■ Task to complete ■
Copy out each line in the material below that has the word "contacts".

■ Material shown ■
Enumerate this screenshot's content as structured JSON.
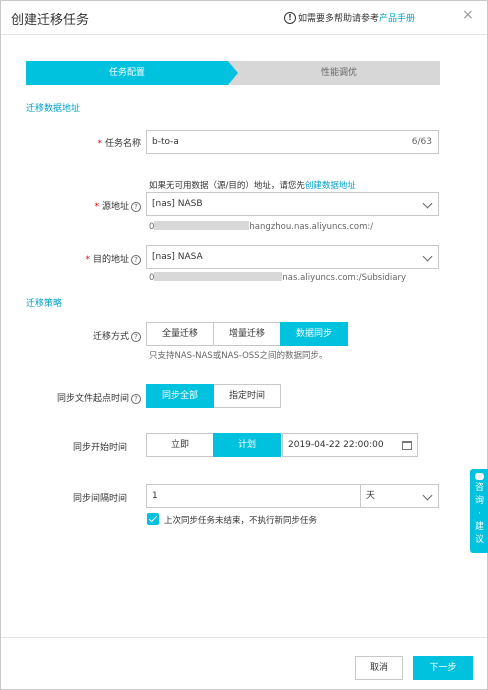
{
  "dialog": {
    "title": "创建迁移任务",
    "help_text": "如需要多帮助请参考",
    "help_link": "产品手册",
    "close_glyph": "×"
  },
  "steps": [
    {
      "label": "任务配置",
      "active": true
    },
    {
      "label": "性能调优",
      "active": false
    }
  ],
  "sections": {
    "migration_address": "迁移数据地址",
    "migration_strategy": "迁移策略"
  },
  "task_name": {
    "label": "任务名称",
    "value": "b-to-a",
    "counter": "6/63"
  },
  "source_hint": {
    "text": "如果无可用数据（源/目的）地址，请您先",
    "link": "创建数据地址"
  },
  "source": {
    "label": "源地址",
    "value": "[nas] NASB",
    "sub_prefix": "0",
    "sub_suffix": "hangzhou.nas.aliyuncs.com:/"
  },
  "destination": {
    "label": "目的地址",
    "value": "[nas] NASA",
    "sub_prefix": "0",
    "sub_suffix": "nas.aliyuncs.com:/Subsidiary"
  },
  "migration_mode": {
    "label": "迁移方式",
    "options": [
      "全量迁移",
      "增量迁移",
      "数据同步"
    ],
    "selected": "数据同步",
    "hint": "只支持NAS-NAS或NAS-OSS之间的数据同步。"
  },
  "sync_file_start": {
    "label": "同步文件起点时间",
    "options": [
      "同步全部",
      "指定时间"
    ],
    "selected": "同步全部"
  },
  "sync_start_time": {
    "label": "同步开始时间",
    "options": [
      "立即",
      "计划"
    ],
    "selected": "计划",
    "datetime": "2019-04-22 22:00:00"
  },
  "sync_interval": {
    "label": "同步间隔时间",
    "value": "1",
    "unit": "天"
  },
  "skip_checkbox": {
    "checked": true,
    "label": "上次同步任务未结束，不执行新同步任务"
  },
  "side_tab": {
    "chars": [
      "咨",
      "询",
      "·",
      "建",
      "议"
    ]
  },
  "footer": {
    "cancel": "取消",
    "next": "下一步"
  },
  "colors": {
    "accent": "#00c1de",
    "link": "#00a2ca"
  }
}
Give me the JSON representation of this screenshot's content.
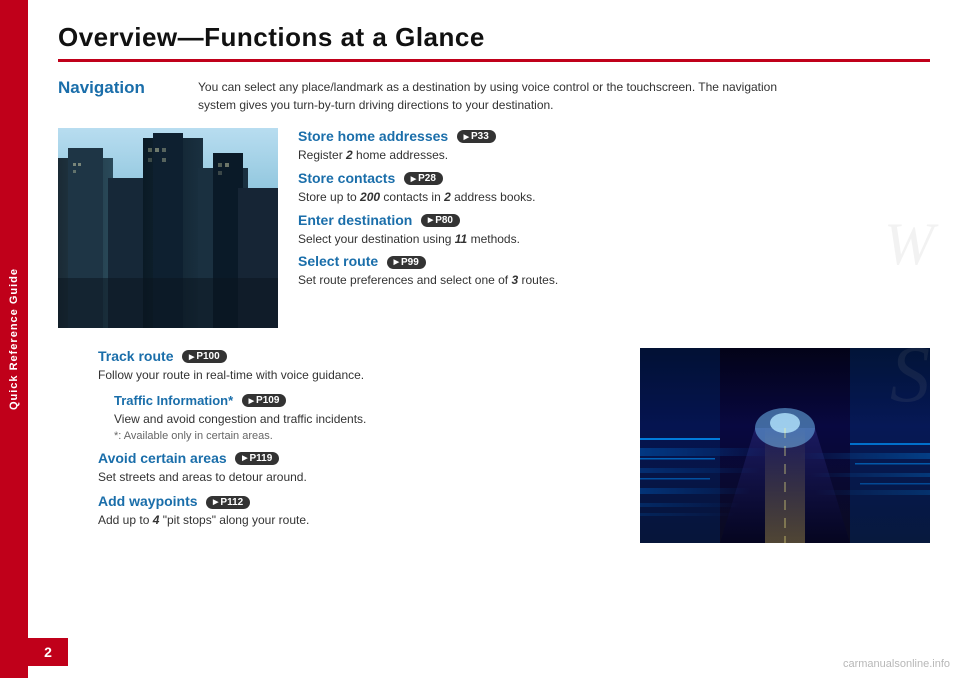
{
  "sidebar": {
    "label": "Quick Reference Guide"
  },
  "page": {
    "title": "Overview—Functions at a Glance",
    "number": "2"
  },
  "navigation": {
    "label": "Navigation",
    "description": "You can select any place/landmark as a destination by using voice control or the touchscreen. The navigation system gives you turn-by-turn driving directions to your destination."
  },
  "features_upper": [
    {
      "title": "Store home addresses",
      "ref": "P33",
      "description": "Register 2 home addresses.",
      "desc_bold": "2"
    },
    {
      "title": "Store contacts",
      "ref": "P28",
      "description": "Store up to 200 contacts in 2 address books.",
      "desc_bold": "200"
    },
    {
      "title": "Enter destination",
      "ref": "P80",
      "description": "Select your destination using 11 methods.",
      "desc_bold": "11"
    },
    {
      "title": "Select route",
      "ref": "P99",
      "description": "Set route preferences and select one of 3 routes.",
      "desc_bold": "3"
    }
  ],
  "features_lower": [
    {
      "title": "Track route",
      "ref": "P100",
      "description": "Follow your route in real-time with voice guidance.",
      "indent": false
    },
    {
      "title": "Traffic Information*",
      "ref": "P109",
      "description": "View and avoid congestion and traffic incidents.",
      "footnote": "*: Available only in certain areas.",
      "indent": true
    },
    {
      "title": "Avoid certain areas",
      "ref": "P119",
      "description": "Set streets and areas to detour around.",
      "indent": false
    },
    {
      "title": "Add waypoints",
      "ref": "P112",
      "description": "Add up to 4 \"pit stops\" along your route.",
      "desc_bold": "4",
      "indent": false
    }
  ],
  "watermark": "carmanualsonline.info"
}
---
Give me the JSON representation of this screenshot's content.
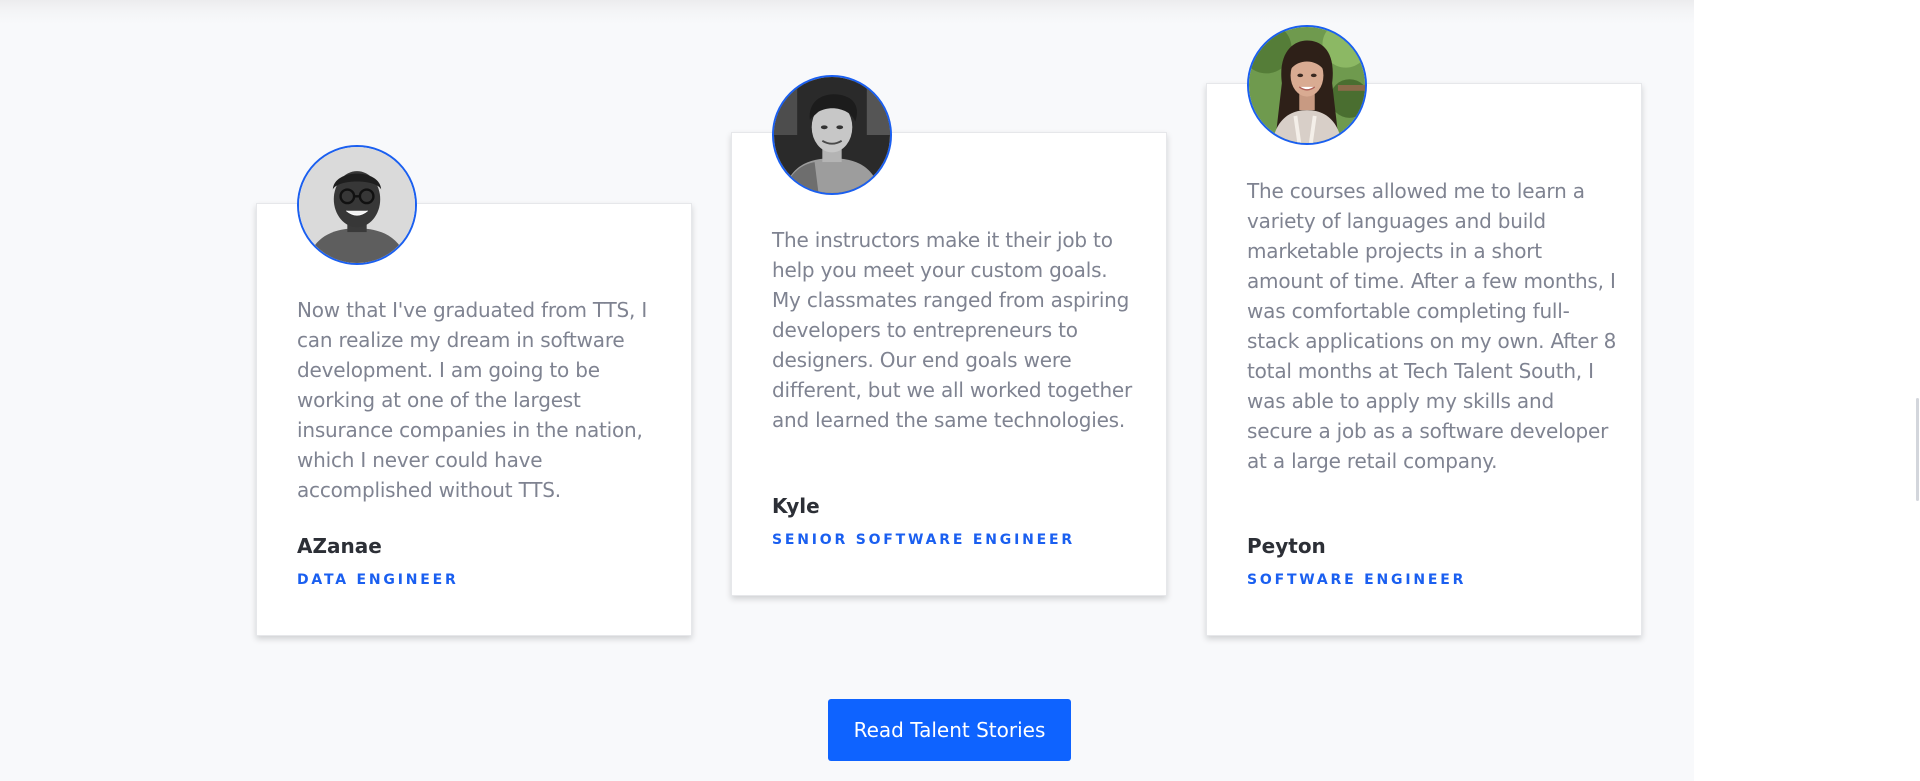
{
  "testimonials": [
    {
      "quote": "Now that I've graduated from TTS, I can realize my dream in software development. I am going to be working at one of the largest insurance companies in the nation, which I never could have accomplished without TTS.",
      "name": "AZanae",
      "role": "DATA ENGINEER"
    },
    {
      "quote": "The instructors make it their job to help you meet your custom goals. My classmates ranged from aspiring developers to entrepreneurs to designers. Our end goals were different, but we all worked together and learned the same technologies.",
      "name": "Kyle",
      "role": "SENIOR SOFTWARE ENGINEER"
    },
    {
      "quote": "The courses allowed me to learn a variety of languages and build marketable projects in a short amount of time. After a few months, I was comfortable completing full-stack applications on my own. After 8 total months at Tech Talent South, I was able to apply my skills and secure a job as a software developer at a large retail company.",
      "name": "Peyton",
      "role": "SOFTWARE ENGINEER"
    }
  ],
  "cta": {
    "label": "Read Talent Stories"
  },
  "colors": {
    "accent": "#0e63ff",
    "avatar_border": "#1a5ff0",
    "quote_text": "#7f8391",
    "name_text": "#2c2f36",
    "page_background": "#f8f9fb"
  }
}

■ Complete output ■
      "title": "Store contacts",
      "description": "Store up to 200 contacts in 2 address books.",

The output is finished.